*** Given passage Section Begins ***

     Historically speaking, homosexuality has been a part of human sexuality since before the first recordings of ancient Greece.  According to Rathus and colleagues (2005) the “sexual activity depicted on Greek vases,” of older males with young puberty age boys is quite telling (p. 299).  Homosexuality is also documented throughout the Bible.  One of the most famous stories on homosexuality refers to the town of Sodom in the book of Genesis, chapters 10:19 through 19:28; destroyed by God because of its overt sexual deviancy.
     “Evolution, genetics, and hormonal influences” are scientific perspectives that influence sexual orientation (Rathus, et. al., 2005, p. 310). Evolutionary psychologists suggest male-male and female-female partnerships stemmed from reciprocal altruism; creating strong group bonding.  Genetic deviations in sex chromosomes (e.g. X chromosome) have been linked to gay male orientation (Bailey, et. al., 1999 as restated by Rathus, et. al., 2005).  While hormonal influences such as testosterone may affect the intensity of sexual desire, it has not been shown to affect orientation, although researchers are continuing to pursue prenatal hormonal effects (e.g. DES; a synthetic estrogen) as a cause for homosexuality (Meyer-Bahlburg and colleagues, 1995 as restated by Rathus, et. al., 2005).
     With gender nonconformity there is a failure to identify with the anatomical body he or she possesses.  Gay males and lesbians report knowing from childhood he or she is ‘different’ from the other boys and girls; some as early as two or three.  Males avoid physical contact sports such as football and other activities that may cause injury; preferring ‘girl’s toys’ and activities (Dawood et. al., 2000 as restated by Rathus, et. al., 2005, p. 316).  Likewise, lesbians report tomboy behaviors and preferred rough games to girly activities.   
     These and other perspectives about homosexuals have made it difficult for gay males and lesbians to openly identify, not only with themselves but also with friends, coworkers, and loved ones.  The mere term “homosexual” has been associated with deviance and mental illness; this, of course, is not true.  Homosexuality, deemed sinful by the religious communities encouraged this type of thinking, and so throughout the centuries homosexuals have hidden their sexual orientation for fear of persecution (Rathus, et. al., 2005).  Although current attitudes vary from tolerance to encouragement, most gay men and lesbians are condemned for their lifestyle.  Because of these conflicts there is an increased risk of anxiety, depression, and suicide among the homosexual community.  When a gay man or lesbian can finally admit to him or herself that he or she are homosexual he or she may still be unable to share this awakening with others, continuing to live with fear and anxiety.
     As for myself, I have never struggled with my sexual identity.  I was raised in a blended family with four brother’s one sister.  To my mother’s chagrin, I was a tomboy.  I enjoyed rugged outdoor activities; however, I was always aware of my femininity.  My nonconformity had nothing to do with whom I was anatomically.  I never desired to be a boy, only to be equal to them.  I was the caring nurturer in the family; I was always available to care for the animals and younger children.  Although my innocence was taken from me at an early age, when I decided to pursue sexual relations there was never an internal struggle, my choice was clearly that of biological and social norms.  The only difficulty of my sexuality was which birth control to use.
     To acknowledge one’s self-identity whether heterosexual, homosexual, or bisexual it becomes apparent that looking at the perspectives that play a part in whom he or she is as an individual is imperative.  The value of historical awareness can help to identify the pattern of choices currently made, while biological identity (e.g. evolutionary, genetic, and hormonal) may provide specific details regarding sexual orientation.  However, gender nonconformity is the struggle with one’s own anatomical make up and plays an important role in self-identity.  For most people historical and scientific perspectives may appear to be a simple thing; for homosexuals, these perspectives are anything but simple.

*** Given passage Section Ends ***
*** Supplied data Section Begins ***

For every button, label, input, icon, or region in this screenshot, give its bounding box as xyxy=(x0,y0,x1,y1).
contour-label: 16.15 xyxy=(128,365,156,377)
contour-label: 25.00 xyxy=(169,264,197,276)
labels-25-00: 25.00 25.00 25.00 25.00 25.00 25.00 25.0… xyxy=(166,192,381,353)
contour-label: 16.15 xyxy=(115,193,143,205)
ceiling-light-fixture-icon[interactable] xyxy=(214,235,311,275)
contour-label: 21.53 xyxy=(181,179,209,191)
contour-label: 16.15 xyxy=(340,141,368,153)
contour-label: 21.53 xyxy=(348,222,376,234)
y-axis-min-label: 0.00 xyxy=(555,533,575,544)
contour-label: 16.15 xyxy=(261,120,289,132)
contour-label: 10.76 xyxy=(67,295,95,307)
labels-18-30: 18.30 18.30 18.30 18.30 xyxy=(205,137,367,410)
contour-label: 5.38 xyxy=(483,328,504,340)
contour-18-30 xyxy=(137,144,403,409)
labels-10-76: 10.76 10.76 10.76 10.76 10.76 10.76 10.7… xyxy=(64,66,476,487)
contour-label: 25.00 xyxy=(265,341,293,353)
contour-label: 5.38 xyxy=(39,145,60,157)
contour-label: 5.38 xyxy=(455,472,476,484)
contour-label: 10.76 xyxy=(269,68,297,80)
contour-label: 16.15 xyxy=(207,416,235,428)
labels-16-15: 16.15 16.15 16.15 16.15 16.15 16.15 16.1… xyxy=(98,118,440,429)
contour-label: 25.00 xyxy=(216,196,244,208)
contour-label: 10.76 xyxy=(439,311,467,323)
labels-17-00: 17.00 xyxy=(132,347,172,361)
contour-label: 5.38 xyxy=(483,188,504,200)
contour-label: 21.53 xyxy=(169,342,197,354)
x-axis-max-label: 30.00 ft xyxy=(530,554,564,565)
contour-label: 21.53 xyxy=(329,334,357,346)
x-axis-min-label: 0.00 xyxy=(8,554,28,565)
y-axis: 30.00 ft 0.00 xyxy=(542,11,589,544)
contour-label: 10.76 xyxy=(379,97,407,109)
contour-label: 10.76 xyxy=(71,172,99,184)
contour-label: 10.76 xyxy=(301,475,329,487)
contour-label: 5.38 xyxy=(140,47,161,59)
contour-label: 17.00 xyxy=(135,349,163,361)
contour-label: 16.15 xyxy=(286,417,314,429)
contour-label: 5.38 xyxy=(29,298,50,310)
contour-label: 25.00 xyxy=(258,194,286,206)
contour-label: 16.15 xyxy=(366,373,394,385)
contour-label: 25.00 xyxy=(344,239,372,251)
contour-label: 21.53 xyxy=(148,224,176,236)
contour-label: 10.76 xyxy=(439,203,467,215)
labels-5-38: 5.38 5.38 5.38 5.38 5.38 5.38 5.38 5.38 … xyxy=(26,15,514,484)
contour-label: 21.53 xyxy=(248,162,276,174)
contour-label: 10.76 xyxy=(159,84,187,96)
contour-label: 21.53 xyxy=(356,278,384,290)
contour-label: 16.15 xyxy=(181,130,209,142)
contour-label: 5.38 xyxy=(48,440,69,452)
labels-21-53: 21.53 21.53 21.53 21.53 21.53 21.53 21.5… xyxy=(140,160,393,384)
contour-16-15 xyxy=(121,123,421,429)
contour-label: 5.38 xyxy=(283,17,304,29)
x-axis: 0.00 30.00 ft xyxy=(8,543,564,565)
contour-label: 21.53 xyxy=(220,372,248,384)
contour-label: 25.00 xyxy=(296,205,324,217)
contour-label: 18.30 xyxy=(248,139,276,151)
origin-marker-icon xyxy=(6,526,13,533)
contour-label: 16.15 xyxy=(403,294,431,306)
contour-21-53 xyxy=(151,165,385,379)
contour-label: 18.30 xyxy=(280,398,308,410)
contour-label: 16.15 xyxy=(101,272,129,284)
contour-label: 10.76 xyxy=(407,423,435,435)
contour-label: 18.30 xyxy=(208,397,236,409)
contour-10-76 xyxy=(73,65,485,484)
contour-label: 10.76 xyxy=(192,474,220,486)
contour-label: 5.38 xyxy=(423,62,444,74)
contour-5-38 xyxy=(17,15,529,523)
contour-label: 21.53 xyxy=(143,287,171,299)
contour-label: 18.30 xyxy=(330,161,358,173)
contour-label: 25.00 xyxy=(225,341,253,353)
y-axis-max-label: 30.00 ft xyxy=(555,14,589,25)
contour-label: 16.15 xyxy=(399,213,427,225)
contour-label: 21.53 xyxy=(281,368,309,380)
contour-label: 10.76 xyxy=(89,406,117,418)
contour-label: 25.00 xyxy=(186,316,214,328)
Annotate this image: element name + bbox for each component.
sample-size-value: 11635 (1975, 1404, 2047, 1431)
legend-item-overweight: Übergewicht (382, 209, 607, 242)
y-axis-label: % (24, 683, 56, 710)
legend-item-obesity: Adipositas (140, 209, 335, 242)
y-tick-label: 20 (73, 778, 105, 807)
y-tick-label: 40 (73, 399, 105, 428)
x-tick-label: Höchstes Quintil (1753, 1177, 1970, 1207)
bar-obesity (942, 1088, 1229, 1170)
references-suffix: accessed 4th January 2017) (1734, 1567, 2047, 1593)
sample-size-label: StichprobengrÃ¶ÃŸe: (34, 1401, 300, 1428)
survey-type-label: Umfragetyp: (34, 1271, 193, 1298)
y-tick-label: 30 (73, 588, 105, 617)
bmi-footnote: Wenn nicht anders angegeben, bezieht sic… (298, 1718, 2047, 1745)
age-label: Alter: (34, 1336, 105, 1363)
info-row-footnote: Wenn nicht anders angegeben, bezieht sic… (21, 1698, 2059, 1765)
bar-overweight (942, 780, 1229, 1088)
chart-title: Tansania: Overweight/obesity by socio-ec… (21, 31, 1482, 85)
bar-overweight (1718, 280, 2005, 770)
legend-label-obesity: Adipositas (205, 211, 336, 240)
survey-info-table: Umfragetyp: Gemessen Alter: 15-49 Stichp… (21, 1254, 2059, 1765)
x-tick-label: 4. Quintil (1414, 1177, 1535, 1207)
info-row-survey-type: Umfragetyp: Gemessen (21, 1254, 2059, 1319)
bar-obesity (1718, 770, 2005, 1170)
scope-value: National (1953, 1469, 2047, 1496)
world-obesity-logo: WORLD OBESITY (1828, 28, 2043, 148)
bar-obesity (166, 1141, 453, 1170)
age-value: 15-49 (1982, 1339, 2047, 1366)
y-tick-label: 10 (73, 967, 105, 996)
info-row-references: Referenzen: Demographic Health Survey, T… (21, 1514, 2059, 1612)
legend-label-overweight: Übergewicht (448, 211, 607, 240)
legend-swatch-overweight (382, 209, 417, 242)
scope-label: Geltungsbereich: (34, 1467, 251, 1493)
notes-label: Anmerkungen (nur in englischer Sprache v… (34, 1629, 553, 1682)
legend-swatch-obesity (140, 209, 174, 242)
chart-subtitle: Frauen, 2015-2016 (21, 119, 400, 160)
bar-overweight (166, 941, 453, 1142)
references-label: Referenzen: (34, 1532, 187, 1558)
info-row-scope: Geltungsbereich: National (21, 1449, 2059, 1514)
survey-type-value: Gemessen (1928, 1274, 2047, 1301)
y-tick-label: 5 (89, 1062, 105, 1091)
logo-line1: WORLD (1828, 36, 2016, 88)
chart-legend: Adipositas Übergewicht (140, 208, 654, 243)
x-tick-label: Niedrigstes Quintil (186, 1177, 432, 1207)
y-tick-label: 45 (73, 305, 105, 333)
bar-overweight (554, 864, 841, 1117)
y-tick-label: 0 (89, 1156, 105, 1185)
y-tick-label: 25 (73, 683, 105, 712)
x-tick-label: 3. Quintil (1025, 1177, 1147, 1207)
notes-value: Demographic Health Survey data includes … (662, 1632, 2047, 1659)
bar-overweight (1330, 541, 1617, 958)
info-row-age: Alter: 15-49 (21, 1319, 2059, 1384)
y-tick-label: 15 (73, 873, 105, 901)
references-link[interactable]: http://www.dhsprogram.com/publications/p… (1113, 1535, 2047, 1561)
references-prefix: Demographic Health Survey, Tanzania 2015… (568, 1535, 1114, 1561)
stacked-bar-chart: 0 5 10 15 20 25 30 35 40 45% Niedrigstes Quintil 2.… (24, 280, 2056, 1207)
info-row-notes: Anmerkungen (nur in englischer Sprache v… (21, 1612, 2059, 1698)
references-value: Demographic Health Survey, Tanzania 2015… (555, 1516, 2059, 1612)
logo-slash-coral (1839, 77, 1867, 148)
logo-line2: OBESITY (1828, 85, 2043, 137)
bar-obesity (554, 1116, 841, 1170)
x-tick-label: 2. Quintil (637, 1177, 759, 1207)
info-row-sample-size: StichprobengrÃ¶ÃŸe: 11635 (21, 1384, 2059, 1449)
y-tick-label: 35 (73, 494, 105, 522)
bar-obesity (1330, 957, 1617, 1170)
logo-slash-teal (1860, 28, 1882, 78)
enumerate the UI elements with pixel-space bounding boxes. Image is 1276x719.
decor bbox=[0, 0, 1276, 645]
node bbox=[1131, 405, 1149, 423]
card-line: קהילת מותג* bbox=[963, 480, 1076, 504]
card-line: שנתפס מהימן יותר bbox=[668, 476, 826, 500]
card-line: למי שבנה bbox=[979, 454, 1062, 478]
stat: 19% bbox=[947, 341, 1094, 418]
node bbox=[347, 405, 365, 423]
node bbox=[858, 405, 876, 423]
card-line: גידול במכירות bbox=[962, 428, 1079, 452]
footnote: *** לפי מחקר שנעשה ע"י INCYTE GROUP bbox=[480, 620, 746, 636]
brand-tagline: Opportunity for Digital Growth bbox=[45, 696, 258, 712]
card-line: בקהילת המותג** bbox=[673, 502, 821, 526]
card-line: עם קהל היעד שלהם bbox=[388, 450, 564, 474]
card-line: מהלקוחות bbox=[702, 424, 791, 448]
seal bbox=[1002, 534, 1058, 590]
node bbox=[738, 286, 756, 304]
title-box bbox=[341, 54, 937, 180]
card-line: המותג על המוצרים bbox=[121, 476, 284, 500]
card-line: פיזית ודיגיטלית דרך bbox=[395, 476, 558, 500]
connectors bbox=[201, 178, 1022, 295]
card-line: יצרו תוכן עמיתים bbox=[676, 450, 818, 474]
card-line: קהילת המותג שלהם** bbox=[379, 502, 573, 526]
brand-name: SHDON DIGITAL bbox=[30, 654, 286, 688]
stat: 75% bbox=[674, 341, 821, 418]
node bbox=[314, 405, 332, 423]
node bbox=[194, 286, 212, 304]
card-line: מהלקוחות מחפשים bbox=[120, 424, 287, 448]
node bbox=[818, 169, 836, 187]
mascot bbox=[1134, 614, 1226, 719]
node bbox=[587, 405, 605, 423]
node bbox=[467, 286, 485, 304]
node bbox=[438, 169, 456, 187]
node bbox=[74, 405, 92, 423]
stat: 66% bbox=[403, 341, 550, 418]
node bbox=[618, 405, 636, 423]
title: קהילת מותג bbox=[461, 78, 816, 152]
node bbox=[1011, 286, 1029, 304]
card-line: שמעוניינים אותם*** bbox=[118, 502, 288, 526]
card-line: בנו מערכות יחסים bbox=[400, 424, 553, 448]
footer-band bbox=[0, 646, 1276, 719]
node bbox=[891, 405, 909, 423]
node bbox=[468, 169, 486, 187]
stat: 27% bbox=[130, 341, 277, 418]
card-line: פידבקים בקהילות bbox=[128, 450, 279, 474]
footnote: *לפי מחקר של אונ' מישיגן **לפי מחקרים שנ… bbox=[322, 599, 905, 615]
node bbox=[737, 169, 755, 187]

*** Supplied data Section Ends ***

Instructions to follow:
Condense the paragraph of the passage on homosexuality and self-identity that begins "Evolution, genetics, and hormonal influences" into a short bulleted list that keeps its main facts.

Exercise response:
- Evolution, genetics, and hormonal influences are scientific perspectives that influence sexual orientation.
- Evolutionary psychologists suggest that male-male and female-female partnerships stemmed from reciprocal altruism, which created strong group bonding.
- Genetic deviations in sex chromosomes, such as the X chromosome, have been linked to gay male orientation.
- Hormones such as testosterone may affect the intensity of sexual desire but have not been shown to affect orientation.
- Researchers are still investigating prenatal hormonal effects, such as DES, a synthetic estrogen, as a cause of homosexuality.